- _What is asked_
Copy out the data below as written; omit any images.

[Extracted data entries]
>>>

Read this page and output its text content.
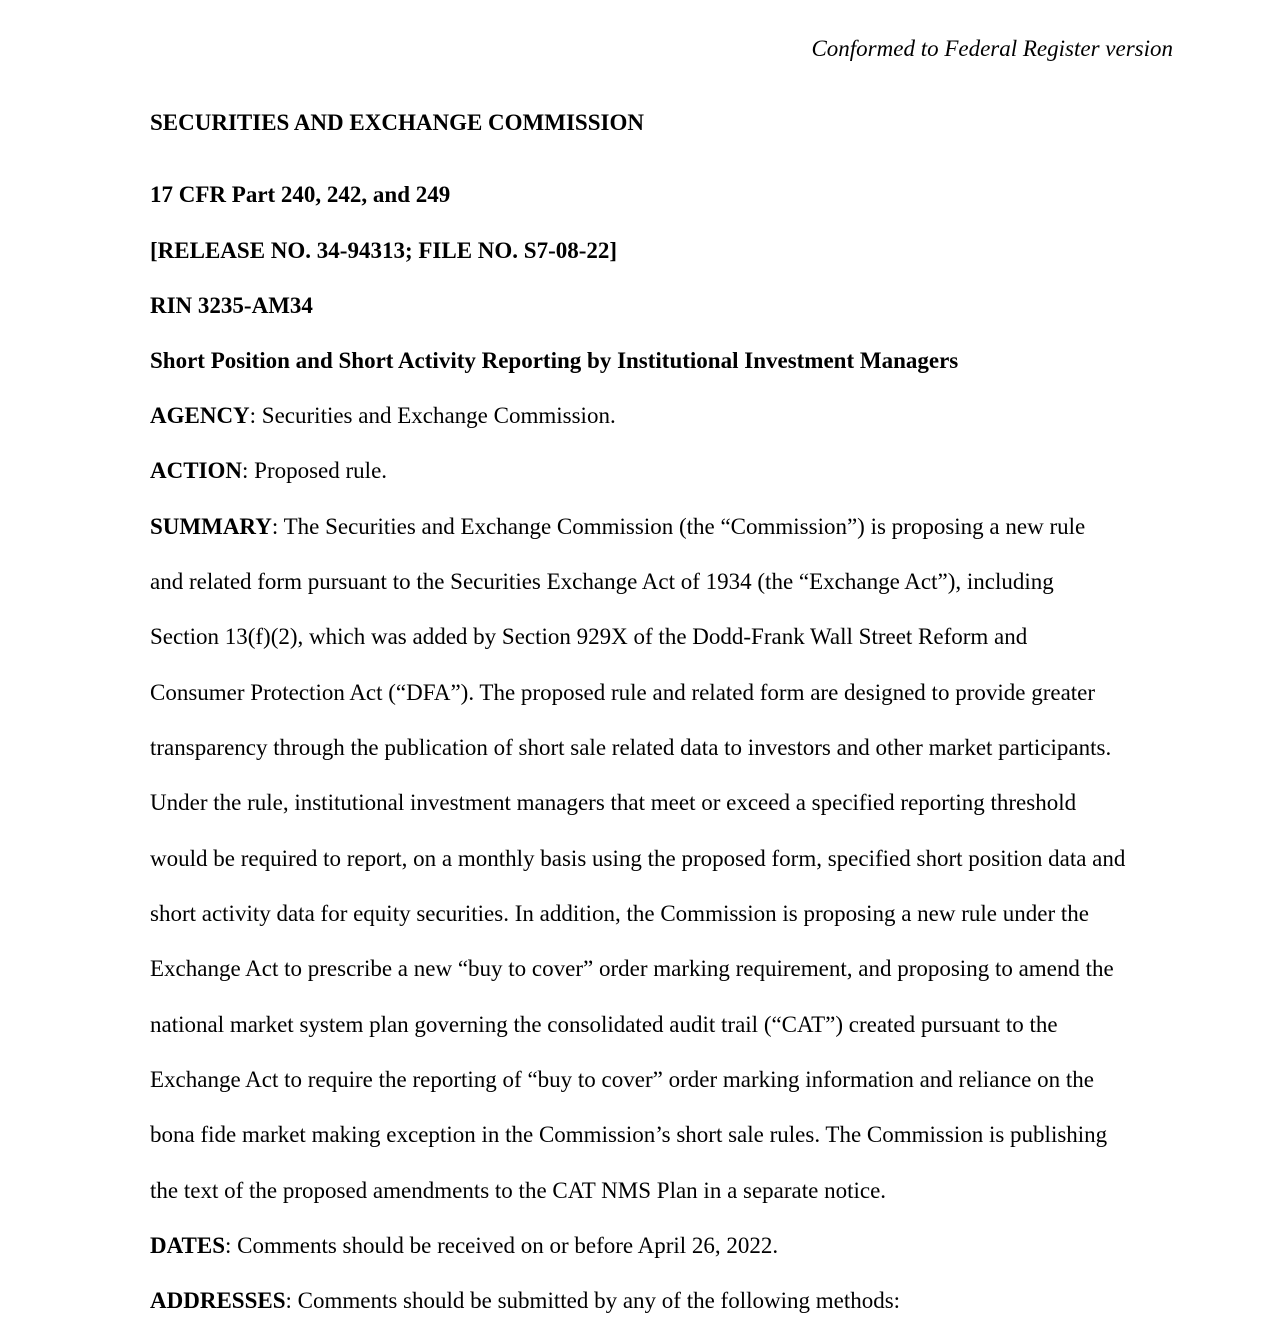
Conformed to Federal Register version
SECURITIES AND EXCHANGE COMMISSION
17 CFR Part 240, 242, and 249
[RELEASE NO. 34-94313; FILE NO. S7-08-22]
RIN 3235-AM34
Short Position and Short Activity Reporting by Institutional Investment Managers
AGENCY: Securities and Exchange Commission.
ACTION: Proposed rule.
SUMMARY: The Securities and Exchange Commission (the “Commission”) is proposing a new rule
and related form pursuant to the Securities Exchange Act of 1934 (the “Exchange Act”), including
Section 13(f)(2), which was added by Section 929X of the Dodd-Frank Wall Street Reform and
Consumer Protection Act (“DFA”). The proposed rule and related form are designed to provide greater
transparency through the publication of short sale related data to investors and other market participants.
Under the rule, institutional investment managers that meet or exceed a specified reporting threshold
would be required to report, on a monthly basis using the proposed form, specified short position data and
short activity data for equity securities. In addition, the Commission is proposing a new rule under the
Exchange Act to prescribe a new “buy to cover” order marking requirement, and proposing to amend the
national market system plan governing the consolidated audit trail (“CAT”) created pursuant to the
Exchange Act to require the reporting of “buy to cover” order marking information and reliance on the
bona fide market making exception in the Commission’s short sale rules. The Commission is publishing
the text of the proposed amendments to the CAT NMS Plan in a separate notice.
DATES: Comments should be received on or before April 26, 2022.
ADDRESSES: Comments should be submitted by any of the following methods:
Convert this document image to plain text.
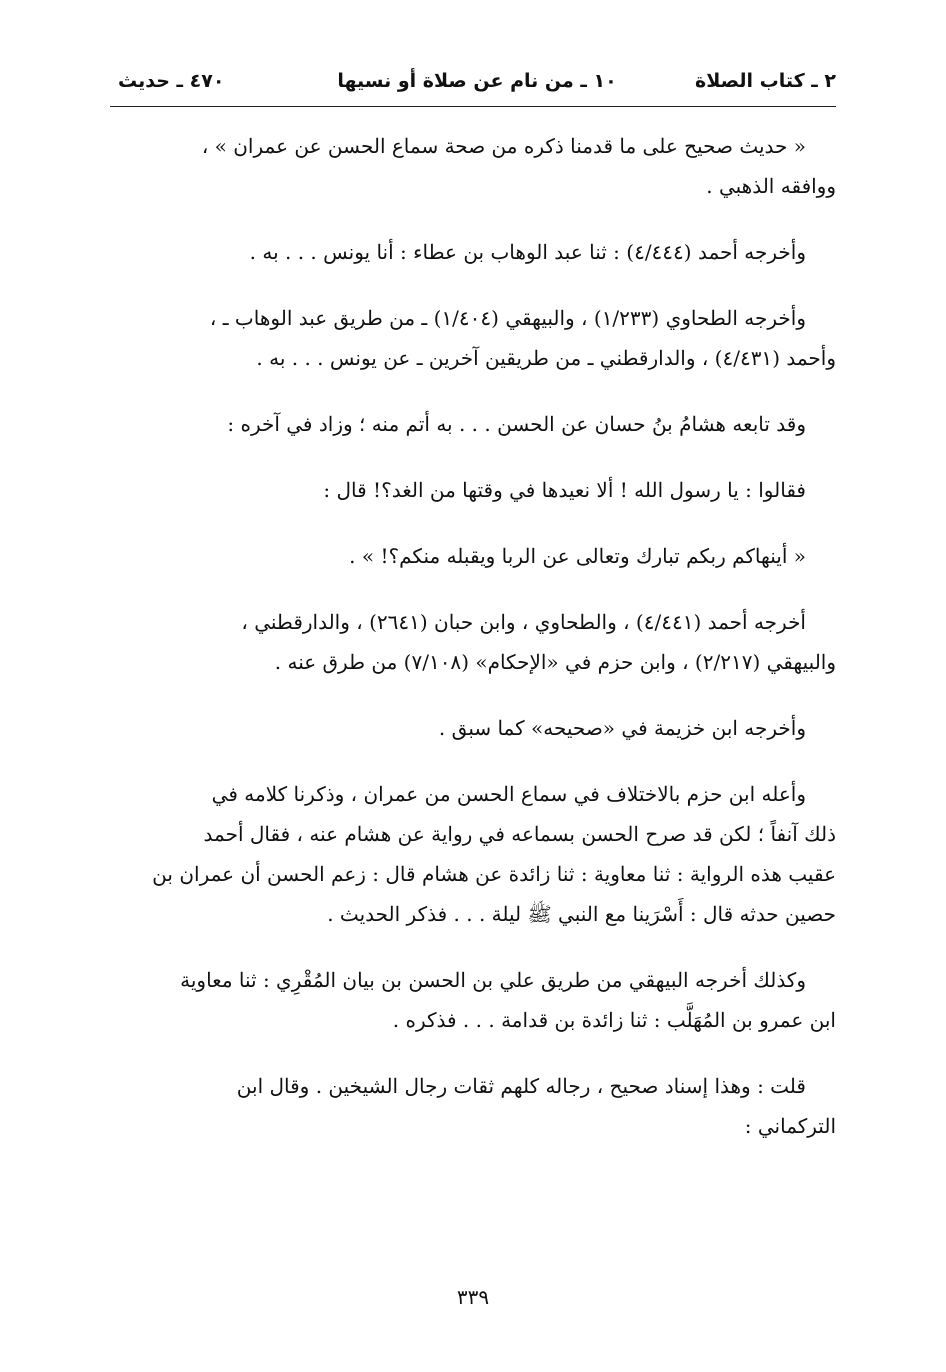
٢ ـ كتاب الصلاة
١٠ ـ من نام عن صلاة أو نسيها
٤٧٠ ـ حديث
« حديث صحيح على ما قدمنا ذكره من صحة سماع الحسن عن عمران » ،
ووافقه الذهبي .
وأخرجه أحمد (٤/٤٤٤) : ثنا عبد الوهاب بن عطاء : أنا يونس . . . به .
وأخرجه الطحاوي (١/٢٣٣) ، والبيهقي (١/٤٠٤) ـ من طريق عبد الوهاب ـ ،
وأحمد (٤/٤٣١) ، والدارقطني ـ من طريقين آخرين ـ عن يونس . . . به .
وقد تابعه هشامُ بنُ حسان عن الحسن . . . به أتم منه ؛ وزاد في آخره :
فقالوا : يا رسول الله ! ألا نعيدها في وقتها من الغد؟! قال :
« أينهاكم ربكم تبارك وتعالى عن الربا ويقبله منكم؟! » .
أخرجه أحمد (٤/٤٤١) ، والطحاوي ، وابن حبان (٢٦٤١) ، والدارقطني ،
والبيهقي (٢/٢١٧) ، وابن حزم في «الإحكام» (٧/١٠٨) من طرق عنه .
وأخرجه ابن خزيمة في «صحيحه» كما سبق .
وأعله ابن حزم بالاختلاف في سماع الحسن من عمران ، وذكرنا كلامه في
ذلك آنفاً ؛ لكن قد صرح الحسن بسماعه في رواية عن هشام عنه ، فقال أحمد
عقيب هذه الرواية : ثنا معاوية : ثنا زائدة عن هشام قال : زعم الحسن أن عمران بن
حصين حدثه قال : أَسْرَينا مع النبي ﷺ ليلة . . . فذكر الحديث .
وكذلك أخرجه البيهقي من طريق علي بن الحسن بن بيان المُقْرِي : ثنا معاوية
ابن عمرو بن المُهَلَّب : ثنا زائدة بن قدامة . . . فذكره .
قلت : وهذا إسناد صحيح ، رجاله كلهم ثقات رجال الشيخين . وقال ابن
التركماني :
٣٣٩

<<<

- _Task result_
Read this page and output its text content.
Conformed to Federal Register version
SECURITIES AND EXCHANGE COMMISSION
17 CFR Part 240, 242, and 249
[RELEASE NO. 34-94313; FILE NO. S7-08-22]
RIN 3235-AM34
Short Position and Short Activity Reporting by Institutional Investment Managers
AGENCY: Securities and Exchange Commission.
ACTION: Proposed rule.
SUMMARY: The Securities and Exchange Commission (the “Commission”) is proposing a new rule
and related form pursuant to the Securities Exchange Act of 1934 (the “Exchange Act”), including
Section 13(f)(2), which was added by Section 929X of the Dodd-Frank Wall Street Reform and
Consumer Protection Act (“DFA”). The proposed rule and related form are designed to provide greater
transparency through the publication of short sale related data to investors and other market participants.
Under the rule, institutional investment managers that meet or exceed a specified reporting threshold
would be required to report, on a monthly basis using the proposed form, specified short position data and
short activity data for equity securities. In addition, the Commission is proposing a new rule under the
Exchange Act to prescribe a new “buy to cover” order marking requirement, and proposing to amend the
national market system plan governing the consolidated audit trail (“CAT”) created pursuant to the
Exchange Act to require the reporting of “buy to cover” order marking information and reliance on the
bona fide market making exception in the Commission’s short sale rules. The Commission is publishing
the text of the proposed amendments to the CAT NMS Plan in a separate notice.
DATES: Comments should be received on or before April 26, 2022.
ADDRESSES: Comments should be submitted by any of the following methods:
Convert this document image to plain text.
٢ ـ كتاب الصلاة
١٠ ـ من نام عن صلاة أو نسيها
٤٧٠ ـ حديث
« حديث صحيح على ما قدمنا ذكره من صحة سماع الحسن عن عمران » ،
ووافقه الذهبي .
وأخرجه أحمد (٤/٤٤٤) : ثنا عبد الوهاب بن عطاء : أنا يونس . . . به .
وأخرجه الطحاوي (١/٢٣٣) ، والبيهقي (١/٤٠٤) ـ من طريق عبد الوهاب ـ ،
وأحمد (٤/٤٣١) ، والدارقطني ـ من طريقين آخرين ـ عن يونس . . . به .
وقد تابعه هشامُ بنُ حسان عن الحسن . . . به أتم منه ؛ وزاد في آخره :
فقالوا : يا رسول الله ! ألا نعيدها في وقتها من الغد؟! قال :
« أينهاكم ربكم تبارك وتعالى عن الربا ويقبله منكم؟! » .
أخرجه أحمد (٤/٤٤١) ، والطحاوي ، وابن حبان (٢٦٤١) ، والدارقطني ،
والبيهقي (٢/٢١٧) ، وابن حزم في «الإحكام» (٧/١٠٨) من طرق عنه .
وأخرجه ابن خزيمة في «صحيحه» كما سبق .
وأعله ابن حزم بالاختلاف في سماع الحسن من عمران ، وذكرنا كلامه في
ذلك آنفاً ؛ لكن قد صرح الحسن بسماعه في رواية عن هشام عنه ، فقال أحمد
عقيب هذه الرواية : ثنا معاوية : ثنا زائدة عن هشام قال : زعم الحسن أن عمران بن
حصين حدثه قال : أَسْرَينا مع النبي ﷺ ليلة . . . فذكر الحديث .
وكذلك أخرجه البيهقي من طريق علي بن الحسن بن بيان المُقْرِي : ثنا معاوية
ابن عمرو بن المُهَلَّب : ثنا زائدة بن قدامة . . . فذكره .
قلت : وهذا إسناد صحيح ، رجاله كلهم ثقات رجال الشيخين . وقال ابن
التركماني :
٣٣٩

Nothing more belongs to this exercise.